start
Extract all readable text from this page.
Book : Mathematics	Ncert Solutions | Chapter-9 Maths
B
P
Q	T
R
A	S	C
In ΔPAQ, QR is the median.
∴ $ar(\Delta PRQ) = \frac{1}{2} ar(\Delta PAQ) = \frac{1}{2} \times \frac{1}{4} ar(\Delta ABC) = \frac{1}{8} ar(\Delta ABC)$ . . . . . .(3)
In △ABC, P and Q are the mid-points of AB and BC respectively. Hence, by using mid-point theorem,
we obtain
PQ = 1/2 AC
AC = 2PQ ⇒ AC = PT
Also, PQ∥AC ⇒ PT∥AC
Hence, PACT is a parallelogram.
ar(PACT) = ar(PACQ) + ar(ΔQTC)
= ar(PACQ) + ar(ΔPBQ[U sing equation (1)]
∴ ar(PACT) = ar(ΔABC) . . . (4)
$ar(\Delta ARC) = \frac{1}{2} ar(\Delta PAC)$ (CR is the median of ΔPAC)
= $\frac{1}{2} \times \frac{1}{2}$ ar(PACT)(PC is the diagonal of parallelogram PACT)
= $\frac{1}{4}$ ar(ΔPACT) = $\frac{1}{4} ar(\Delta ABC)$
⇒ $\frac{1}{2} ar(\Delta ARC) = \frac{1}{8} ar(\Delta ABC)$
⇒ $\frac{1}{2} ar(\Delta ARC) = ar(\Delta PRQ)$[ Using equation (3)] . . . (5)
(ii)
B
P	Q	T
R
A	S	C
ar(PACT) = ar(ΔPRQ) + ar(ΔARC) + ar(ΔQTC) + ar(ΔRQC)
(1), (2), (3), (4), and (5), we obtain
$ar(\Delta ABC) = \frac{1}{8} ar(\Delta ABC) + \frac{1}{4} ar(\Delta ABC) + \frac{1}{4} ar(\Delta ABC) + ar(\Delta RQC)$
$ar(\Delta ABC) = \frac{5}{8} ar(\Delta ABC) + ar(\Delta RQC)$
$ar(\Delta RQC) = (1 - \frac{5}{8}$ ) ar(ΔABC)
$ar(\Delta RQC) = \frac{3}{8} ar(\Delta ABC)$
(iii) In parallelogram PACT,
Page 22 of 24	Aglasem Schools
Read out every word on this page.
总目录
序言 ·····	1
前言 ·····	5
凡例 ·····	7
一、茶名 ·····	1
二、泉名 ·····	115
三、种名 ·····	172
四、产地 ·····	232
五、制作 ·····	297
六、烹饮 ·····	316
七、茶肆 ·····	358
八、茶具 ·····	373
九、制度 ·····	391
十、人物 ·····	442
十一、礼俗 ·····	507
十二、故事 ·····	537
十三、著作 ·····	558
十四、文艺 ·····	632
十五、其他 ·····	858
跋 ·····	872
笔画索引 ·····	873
end
*PROBLEM STATEMENT:* Copy and report every line where the word "Hence" is present.

*EXPECTED ANSWER:*
In △ABC, P and Q are the mid-points of AB and BC respectively. Hence, by using mid-point theorem,
Hence, PACT is a parallelogram.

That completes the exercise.